Stored data
☆ ☆ ☆ ☆
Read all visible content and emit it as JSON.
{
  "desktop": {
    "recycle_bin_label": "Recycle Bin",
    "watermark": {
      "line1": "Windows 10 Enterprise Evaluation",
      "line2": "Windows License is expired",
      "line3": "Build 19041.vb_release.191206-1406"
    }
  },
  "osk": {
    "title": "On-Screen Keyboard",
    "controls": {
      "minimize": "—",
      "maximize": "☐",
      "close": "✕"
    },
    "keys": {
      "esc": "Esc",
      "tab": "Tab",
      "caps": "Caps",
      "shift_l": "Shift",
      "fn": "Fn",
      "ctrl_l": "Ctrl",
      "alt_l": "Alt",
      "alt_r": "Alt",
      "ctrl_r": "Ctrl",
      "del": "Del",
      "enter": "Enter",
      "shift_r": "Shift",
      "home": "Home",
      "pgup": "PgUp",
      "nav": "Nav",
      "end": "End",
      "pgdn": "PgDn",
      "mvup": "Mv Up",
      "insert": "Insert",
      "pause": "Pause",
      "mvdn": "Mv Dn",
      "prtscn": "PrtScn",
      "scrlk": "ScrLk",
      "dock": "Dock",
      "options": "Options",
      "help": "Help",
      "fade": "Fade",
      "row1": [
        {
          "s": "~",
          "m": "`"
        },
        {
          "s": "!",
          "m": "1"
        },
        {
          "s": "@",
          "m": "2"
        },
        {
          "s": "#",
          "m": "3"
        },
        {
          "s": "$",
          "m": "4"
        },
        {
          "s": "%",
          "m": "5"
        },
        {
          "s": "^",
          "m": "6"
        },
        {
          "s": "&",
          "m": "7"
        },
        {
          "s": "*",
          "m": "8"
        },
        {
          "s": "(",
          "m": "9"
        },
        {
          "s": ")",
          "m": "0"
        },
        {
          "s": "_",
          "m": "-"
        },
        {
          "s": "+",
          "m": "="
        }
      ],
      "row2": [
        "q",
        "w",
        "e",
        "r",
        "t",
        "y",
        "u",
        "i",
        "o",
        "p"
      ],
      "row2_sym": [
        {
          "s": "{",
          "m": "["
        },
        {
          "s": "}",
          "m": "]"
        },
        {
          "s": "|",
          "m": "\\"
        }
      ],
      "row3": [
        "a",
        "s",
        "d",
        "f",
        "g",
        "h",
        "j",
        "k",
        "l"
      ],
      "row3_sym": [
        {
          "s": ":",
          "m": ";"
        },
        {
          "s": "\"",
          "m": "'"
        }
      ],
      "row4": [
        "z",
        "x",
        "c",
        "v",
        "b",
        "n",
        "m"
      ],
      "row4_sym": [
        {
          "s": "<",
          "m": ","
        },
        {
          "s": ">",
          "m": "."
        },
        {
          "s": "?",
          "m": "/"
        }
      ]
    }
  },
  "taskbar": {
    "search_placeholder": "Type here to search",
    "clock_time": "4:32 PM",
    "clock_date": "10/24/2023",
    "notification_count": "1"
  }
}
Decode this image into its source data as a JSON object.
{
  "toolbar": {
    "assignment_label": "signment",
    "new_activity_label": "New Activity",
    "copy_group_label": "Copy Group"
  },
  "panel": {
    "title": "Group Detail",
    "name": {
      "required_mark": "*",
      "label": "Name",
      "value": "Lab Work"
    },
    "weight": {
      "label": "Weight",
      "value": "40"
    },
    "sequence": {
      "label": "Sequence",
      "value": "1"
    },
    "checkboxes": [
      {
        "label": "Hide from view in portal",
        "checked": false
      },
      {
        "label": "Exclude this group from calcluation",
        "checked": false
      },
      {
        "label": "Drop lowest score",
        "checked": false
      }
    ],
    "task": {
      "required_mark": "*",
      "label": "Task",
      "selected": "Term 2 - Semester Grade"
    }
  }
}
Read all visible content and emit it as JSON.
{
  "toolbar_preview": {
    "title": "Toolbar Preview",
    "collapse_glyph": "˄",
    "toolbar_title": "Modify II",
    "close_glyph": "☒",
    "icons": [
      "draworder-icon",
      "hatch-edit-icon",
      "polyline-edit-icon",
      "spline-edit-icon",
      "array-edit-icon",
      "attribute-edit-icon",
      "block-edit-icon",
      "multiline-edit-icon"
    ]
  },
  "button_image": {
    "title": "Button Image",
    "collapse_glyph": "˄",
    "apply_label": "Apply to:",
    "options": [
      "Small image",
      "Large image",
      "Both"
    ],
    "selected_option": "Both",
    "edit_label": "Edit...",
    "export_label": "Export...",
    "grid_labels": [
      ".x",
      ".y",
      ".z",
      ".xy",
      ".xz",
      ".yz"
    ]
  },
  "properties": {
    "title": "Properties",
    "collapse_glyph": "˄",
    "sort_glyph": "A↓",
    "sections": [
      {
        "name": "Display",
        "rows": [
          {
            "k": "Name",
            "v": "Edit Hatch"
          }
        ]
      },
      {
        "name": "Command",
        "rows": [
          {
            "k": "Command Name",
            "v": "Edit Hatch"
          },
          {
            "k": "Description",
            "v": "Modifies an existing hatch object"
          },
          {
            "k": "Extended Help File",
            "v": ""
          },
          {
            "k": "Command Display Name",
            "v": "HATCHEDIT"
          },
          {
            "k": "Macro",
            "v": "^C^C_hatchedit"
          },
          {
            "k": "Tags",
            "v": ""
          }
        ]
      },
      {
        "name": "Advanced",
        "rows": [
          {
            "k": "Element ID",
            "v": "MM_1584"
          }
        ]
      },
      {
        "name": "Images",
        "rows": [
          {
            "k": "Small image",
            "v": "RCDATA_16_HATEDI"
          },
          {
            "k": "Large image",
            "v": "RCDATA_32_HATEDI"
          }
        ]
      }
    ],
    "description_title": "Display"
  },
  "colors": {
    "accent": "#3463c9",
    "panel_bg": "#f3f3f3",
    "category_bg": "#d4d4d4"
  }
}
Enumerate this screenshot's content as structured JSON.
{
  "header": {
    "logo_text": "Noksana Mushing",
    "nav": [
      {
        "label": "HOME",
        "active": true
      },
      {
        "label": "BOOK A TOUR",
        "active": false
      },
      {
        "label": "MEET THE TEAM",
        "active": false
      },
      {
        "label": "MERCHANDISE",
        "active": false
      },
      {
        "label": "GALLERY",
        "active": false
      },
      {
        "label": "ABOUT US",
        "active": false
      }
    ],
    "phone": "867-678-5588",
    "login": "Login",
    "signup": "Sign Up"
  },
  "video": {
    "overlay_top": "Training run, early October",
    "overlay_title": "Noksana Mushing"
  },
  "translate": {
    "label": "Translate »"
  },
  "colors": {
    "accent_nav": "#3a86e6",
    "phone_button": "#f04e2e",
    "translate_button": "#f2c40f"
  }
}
☆ ☆ ☆ ☆
▸ **STATED TASK**: Write the entire listing out again, word for word.

▸ **WRITTEN SOLUTION**:
Read all visible content and emit it as JSON.
{
  "desktop": {
    "recycle_bin_label": "Recycle Bin",
    "watermark": {
      "line1": "Windows 10 Enterprise Evaluation",
      "line2": "Windows License is expired",
      "line3": "Build 19041.vb_release.191206-1406"
    }
  },
  "osk": {
    "title": "On-Screen Keyboard",
    "controls": {
      "minimize": "—",
      "maximize": "☐",
      "close": "✕"
    },
    "keys": {
      "esc": "Esc",
      "tab": "Tab",
      "caps": "Caps",
      "shift_l": "Shift",
      "fn": "Fn",
      "ctrl_l": "Ctrl",
      "alt_l": "Alt",
      "alt_r": "Alt",
      "ctrl_r": "Ctrl",
      "del": "Del",
      "enter": "Enter",
      "shift_r": "Shift",
      "home": "Home",
      "pgup": "PgUp",
      "nav": "Nav",
      "end": "End",
      "pgdn": "PgDn",
      "mvup": "Mv Up",
      "insert": "Insert",
      "pause": "Pause",
      "mvdn": "Mv Dn",
      "prtscn": "PrtScn",
      "scrlk": "ScrLk",
      "dock": "Dock",
      "options": "Options",
      "help": "Help",
      "fade": "Fade",
      "row1": [
        {
          "s": "~",
          "m": "`"
        },
        {
          "s": "!",
          "m": "1"
        },
        {
          "s": "@",
          "m": "2"
        },
        {
          "s": "#",
          "m": "3"
        },
        {
          "s": "$",
          "m": "4"
        },
        {
          "s": "%",
          "m": "5"
        },
        {
          "s": "^",
          "m": "6"
        },
        {
          "s": "&",
          "m": "7"
        },
        {
          "s": "*",
          "m": "8"
        },
        {
          "s": "(",
          "m": "9"
        },
        {
          "s": ")",
          "m": "0"
        },
        {
          "s": "_",
          "m": "-"
        },
        {
          "s": "+",
          "m": "="
        }
      ],
      "row2": [
        "q",
        "w",
        "e",
        "r",
        "t",
        "y",
        "u",
        "i",
        "o",
        "p"
      ],
      "row2_sym": [
        {
          "s": "{",
          "m": "["
        },
        {
          "s": "}",
          "m": "]"
        },
        {
          "s": "|",
          "m": "\\"
        }
      ],
      "row3": [
        "a",
        "s",
        "d",
        "f",
        "g",
        "h",
        "j",
        "k",
        "l"
      ],
      "row3_sym": [
        {
          "s": ":",
          "m": ";"
        },
        {
          "s": "\"",
          "m": "'"
        }
      ],
      "row4": [
        "z",
        "x",
        "c",
        "v",
        "b",
        "n",
        "m"
      ],
      "row4_sym": [
        {
          "s": "<",
          "m": ","
        },
        {
          "s": ">",
          "m": "."
        },
        {
          "s": "?",
          "m": "/"
        }
      ]
    }
  },
  "taskbar": {
    "search_placeholder": "Type here to search",
    "clock_time": "4:32 PM",
    "clock_date": "10/24/2023",
    "notification_count": "1"
  }
}
Decode this image into its source data as a JSON object.
{
  "toolbar": {
    "assignment_label": "signment",
    "new_activity_label": "New Activity",
    "copy_group_label": "Copy Group"
  },
  "panel": {
    "title": "Group Detail",
    "name": {
      "required_mark": "*",
      "label": "Name",
      "value": "Lab Work"
    },
    "weight": {
      "label": "Weight",
      "value": "40"
    },
    "sequence": {
      "label": "Sequence",
      "value": "1"
    },
    "checkboxes": [
      {
        "label": "Hide from view in portal",
        "checked": false
      },
      {
        "label": "Exclude this group from calcluation",
        "checked": false
      },
      {
        "label": "Drop lowest score",
        "checked": false
      }
    ],
    "task": {
      "required_mark": "*",
      "label": "Task",
      "selected": "Term 2 - Semester Grade"
    }
  }
}
Read all visible content and emit it as JSON.
{
  "toolbar_preview": {
    "title": "Toolbar Preview",
    "collapse_glyph": "˄",
    "toolbar_title": "Modify II",
    "close_glyph": "☒",
    "icons": [
      "draworder-icon",
      "hatch-edit-icon",
      "polyline-edit-icon",
      "spline-edit-icon",
      "array-edit-icon",
      "attribute-edit-icon",
      "block-edit-icon",
      "multiline-edit-icon"
    ]
  },
  "button_image": {
    "title": "Button Image",
    "collapse_glyph": "˄",
    "apply_label": "Apply to:",
    "options": [
      "Small image",
      "Large image",
      "Both"
    ],
    "selected_option": "Both",
    "edit_label": "Edit...",
    "export_label": "Export...",
    "grid_labels": [
      ".x",
      ".y",
      ".z",
      ".xy",
      ".xz",
      ".yz"
    ]
  },
  "properties": {
    "title": "Properties",
    "collapse_glyph": "˄",
    "sort_glyph": "A↓",
    "sections": [
      {
        "name": "Display",
        "rows": [
          {
            "k": "Name",
            "v": "Edit Hatch"
          }
        ]
      },
      {
        "name": "Command",
        "rows": [
          {
            "k": "Command Name",
            "v": "Edit Hatch"
          },
          {
            "k": "Description",
            "v": "Modifies an existing hatch object"
          },
          {
            "k": "Extended Help File",
            "v": ""
          },
          {
            "k": "Command Display Name",
            "v": "HATCHEDIT"
          },
          {
            "k": "Macro",
            "v": "^C^C_hatchedit"
          },
          {
            "k": "Tags",
            "v": ""
          }
        ]
      },
      {
        "name": "Advanced",
        "rows": [
          {
            "k": "Element ID",
            "v": "MM_1584"
          }
        ]
      },
      {
        "name": "Images",
        "rows": [
          {
            "k": "Small image",
            "v": "RCDATA_16_HATEDI"
          },
          {
            "k": "Large image",
            "v": "RCDATA_32_HATEDI"
          }
        ]
      }
    ],
    "description_title": "Display"
  },
  "colors": {
    "accent": "#3463c9",
    "panel_bg": "#f3f3f3",
    "category_bg": "#d4d4d4"
  }
}
Enumerate this screenshot's content as structured JSON.
{
  "header": {
    "logo_text": "Noksana Mushing",
    "nav": [
      {
        "label": "HOME",
        "active": true
      },
      {
        "label": "BOOK A TOUR",
        "active": false
      },
      {
        "label": "MEET THE TEAM",
        "active": false
      },
      {
        "label": "MERCHANDISE",
        "active": false
      },
      {
        "label": "GALLERY",
        "active": false
      },
      {
        "label": "ABOUT US",
        "active": false
      }
    ],
    "phone": "867-678-5588",
    "login": "Login",
    "signup": "Sign Up"
  },
  "video": {
    "overlay_top": "Training run, early October",
    "overlay_title": "Noksana Mushing"
  },
  "translate": {
    "label": "Translate »"
  },
  "colors": {
    "accent_nav": "#3a86e6",
    "phone_button": "#f04e2e",
    "translate_button": "#f2c40f"
  }
}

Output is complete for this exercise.